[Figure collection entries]

========================================================================

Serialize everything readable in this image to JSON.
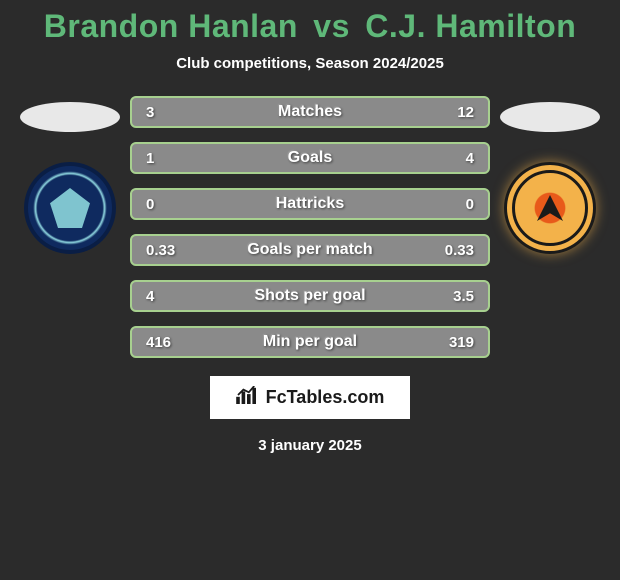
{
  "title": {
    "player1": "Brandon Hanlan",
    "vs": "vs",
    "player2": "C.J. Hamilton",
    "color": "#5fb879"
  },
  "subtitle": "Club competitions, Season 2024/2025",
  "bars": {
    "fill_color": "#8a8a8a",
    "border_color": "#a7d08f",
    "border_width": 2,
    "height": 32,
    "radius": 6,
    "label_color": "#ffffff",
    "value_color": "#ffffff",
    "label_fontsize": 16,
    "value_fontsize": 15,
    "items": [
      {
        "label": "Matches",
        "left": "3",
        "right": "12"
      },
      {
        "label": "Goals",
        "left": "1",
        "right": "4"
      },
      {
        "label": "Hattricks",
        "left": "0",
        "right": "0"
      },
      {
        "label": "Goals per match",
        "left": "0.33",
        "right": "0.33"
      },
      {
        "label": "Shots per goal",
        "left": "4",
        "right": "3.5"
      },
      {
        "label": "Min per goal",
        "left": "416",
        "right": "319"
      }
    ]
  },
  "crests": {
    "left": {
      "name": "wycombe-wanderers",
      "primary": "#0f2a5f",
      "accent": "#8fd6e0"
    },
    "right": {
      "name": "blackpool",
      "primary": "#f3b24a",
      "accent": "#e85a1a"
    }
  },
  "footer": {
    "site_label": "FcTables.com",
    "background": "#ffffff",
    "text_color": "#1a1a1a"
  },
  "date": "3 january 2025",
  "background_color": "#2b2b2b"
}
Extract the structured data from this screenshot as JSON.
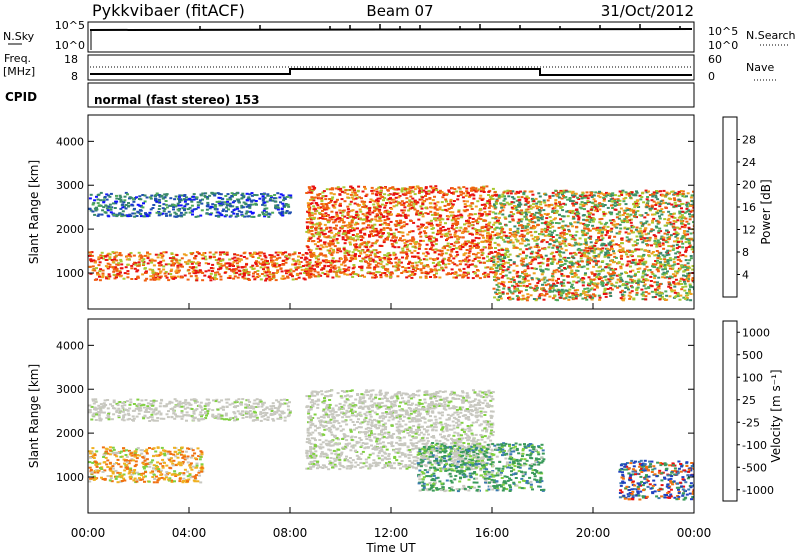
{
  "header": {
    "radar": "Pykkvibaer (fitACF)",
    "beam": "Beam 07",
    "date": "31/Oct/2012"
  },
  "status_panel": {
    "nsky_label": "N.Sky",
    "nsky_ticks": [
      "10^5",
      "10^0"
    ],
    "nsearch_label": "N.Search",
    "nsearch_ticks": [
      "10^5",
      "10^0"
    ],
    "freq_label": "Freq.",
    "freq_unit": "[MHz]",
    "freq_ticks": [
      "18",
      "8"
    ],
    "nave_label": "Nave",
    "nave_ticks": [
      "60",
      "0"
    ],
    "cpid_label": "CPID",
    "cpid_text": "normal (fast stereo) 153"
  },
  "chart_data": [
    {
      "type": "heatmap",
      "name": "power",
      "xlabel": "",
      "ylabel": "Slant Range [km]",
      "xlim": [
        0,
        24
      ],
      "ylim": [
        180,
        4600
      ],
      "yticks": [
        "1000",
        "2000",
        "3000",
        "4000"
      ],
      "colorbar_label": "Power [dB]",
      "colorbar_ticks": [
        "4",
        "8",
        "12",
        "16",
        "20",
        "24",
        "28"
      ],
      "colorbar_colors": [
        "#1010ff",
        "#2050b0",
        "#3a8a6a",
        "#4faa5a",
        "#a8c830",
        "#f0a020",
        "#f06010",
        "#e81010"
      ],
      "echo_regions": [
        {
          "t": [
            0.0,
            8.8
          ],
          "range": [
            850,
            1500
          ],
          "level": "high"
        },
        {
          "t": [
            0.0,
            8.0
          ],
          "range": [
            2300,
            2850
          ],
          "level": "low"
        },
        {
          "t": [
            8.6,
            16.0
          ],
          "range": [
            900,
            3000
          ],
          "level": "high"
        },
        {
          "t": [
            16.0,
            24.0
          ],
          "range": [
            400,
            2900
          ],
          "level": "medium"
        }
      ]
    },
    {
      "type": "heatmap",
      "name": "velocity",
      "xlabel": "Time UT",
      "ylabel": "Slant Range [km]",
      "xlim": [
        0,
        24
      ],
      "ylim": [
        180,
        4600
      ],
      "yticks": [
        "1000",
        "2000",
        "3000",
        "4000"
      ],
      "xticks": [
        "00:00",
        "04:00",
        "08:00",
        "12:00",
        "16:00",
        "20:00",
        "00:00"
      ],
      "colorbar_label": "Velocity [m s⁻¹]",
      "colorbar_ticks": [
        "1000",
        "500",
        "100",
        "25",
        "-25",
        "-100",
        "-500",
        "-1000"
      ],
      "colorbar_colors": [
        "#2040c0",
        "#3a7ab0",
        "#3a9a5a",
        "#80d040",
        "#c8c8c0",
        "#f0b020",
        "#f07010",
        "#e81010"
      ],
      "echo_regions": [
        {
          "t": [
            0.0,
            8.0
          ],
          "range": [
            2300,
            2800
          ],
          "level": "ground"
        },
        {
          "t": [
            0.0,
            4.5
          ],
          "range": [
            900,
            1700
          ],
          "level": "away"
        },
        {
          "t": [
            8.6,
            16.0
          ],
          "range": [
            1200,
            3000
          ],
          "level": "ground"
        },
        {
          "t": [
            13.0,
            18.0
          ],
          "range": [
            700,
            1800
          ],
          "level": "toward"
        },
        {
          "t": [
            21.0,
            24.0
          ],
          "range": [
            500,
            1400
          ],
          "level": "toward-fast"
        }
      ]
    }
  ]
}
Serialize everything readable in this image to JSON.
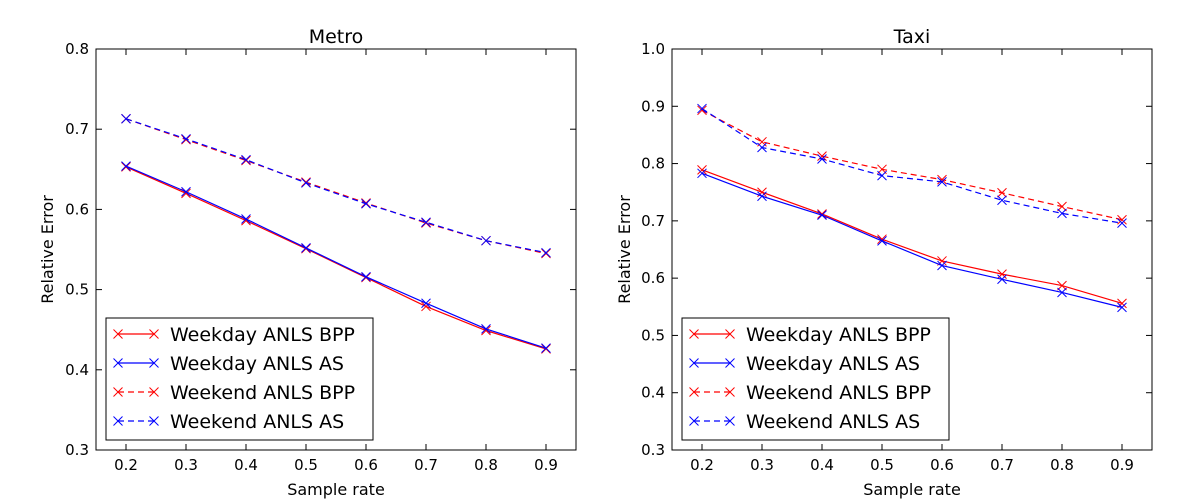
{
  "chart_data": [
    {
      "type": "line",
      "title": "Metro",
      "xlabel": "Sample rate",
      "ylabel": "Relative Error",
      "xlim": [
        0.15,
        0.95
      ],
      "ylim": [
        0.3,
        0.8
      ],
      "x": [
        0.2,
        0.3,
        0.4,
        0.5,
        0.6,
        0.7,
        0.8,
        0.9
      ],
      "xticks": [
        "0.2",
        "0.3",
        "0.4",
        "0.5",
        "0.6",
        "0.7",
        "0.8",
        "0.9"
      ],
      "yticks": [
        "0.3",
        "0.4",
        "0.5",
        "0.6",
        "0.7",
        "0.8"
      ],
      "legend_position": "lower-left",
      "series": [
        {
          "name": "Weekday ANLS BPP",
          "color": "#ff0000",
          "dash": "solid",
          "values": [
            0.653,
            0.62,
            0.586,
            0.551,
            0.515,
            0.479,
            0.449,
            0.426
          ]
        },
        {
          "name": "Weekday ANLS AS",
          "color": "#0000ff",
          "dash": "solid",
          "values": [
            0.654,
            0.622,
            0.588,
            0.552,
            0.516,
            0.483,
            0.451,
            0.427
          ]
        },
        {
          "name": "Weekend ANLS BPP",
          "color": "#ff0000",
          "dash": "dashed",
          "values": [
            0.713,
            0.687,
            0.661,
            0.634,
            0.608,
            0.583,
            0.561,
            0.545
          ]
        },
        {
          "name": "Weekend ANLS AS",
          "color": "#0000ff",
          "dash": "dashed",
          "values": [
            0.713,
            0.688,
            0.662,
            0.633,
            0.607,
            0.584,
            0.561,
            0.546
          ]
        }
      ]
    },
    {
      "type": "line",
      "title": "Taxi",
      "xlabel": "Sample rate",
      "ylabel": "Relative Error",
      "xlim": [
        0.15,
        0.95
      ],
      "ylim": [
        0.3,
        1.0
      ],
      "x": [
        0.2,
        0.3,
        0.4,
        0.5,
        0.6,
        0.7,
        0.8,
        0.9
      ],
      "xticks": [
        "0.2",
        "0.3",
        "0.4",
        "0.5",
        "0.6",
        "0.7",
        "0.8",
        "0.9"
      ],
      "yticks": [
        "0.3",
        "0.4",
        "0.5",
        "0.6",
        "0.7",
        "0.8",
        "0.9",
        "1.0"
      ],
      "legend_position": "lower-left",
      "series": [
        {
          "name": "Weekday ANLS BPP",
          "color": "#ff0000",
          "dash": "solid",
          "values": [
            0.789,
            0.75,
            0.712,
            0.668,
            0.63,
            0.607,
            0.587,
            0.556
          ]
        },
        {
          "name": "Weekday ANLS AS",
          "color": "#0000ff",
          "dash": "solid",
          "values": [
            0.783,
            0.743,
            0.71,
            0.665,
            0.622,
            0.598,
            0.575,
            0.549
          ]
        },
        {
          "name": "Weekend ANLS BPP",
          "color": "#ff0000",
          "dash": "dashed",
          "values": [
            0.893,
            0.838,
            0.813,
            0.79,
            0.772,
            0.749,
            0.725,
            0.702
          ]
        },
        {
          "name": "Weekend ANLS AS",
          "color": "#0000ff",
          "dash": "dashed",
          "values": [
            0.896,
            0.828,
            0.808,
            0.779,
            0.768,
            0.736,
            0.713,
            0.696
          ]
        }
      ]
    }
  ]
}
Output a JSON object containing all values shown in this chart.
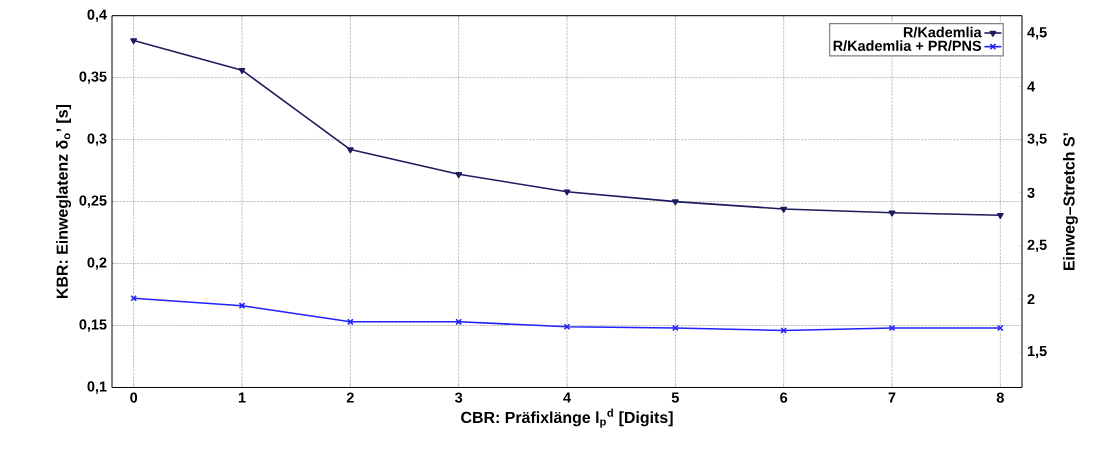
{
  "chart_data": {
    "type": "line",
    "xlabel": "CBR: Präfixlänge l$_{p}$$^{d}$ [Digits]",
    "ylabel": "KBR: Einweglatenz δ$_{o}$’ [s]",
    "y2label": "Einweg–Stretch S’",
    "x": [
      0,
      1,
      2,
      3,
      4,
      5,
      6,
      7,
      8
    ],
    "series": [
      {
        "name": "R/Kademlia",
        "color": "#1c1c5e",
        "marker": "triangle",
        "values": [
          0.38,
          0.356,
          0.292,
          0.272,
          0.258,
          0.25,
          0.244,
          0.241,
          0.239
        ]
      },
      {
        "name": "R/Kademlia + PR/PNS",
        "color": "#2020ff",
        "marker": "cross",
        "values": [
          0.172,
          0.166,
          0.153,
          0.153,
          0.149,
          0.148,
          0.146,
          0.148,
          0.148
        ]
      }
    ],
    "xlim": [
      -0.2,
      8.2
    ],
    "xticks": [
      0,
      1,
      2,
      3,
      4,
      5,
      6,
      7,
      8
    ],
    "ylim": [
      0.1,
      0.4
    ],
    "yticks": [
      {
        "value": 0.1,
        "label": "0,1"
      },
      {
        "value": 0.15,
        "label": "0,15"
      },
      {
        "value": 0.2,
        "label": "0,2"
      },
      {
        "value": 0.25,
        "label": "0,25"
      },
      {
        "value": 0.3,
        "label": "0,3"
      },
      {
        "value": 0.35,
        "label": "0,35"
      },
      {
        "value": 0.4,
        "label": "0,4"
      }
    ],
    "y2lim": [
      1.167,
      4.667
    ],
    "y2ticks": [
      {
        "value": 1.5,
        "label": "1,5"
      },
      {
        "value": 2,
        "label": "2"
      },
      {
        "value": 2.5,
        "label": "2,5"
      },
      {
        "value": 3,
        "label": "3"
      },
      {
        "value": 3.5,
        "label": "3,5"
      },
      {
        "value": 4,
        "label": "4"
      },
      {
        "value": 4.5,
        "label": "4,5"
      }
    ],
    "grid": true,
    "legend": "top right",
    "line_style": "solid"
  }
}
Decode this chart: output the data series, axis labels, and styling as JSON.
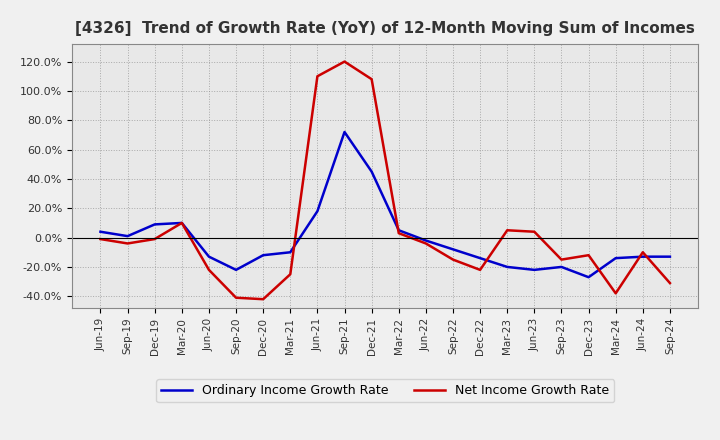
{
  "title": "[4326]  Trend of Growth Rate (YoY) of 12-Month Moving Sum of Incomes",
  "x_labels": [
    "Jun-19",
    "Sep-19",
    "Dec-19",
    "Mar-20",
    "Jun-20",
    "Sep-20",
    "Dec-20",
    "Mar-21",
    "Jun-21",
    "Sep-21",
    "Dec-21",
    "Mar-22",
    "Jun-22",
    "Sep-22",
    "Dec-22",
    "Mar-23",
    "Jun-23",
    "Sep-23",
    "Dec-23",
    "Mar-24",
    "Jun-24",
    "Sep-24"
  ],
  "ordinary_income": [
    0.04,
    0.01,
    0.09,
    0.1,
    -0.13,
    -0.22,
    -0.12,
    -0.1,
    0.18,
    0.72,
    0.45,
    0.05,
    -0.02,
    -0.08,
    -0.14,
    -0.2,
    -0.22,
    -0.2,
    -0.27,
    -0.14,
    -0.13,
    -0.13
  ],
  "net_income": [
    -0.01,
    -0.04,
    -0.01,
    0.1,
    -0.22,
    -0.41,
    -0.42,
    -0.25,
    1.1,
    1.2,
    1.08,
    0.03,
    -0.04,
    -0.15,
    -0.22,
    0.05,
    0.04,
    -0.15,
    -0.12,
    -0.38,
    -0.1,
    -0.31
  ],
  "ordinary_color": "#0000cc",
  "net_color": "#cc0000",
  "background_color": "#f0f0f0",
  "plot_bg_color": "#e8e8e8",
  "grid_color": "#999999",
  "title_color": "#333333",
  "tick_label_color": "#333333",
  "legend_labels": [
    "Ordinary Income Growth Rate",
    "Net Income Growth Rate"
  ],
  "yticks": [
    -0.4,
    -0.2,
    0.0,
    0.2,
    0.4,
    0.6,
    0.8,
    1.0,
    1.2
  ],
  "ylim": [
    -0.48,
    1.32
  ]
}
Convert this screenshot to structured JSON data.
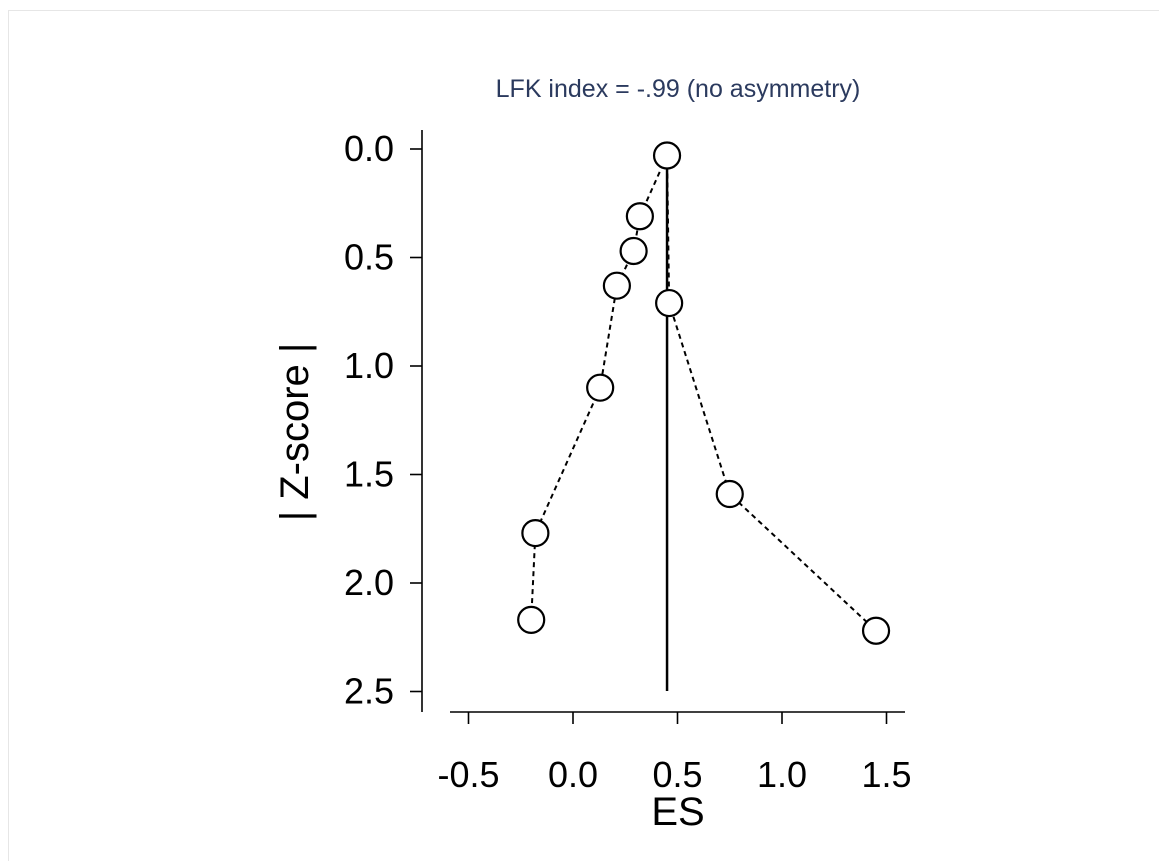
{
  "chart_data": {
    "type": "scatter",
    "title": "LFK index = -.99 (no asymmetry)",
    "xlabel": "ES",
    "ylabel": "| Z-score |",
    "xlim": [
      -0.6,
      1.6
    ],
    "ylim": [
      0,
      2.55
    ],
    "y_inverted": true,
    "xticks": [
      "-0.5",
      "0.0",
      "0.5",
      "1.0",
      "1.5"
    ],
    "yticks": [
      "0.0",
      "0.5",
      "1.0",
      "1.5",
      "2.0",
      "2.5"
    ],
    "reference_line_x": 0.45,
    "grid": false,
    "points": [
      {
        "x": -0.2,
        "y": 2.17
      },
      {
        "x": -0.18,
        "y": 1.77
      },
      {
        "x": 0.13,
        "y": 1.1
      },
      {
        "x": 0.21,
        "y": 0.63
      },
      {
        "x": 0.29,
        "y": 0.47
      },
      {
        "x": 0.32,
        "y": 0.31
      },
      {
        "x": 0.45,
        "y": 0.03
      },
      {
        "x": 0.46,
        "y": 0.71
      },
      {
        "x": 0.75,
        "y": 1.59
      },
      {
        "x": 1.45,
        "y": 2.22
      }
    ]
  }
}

========================================================================

#### [Challenge]
Say how many lines in this material hold "fast", and say nothing else.

#### [Completed exercise]
2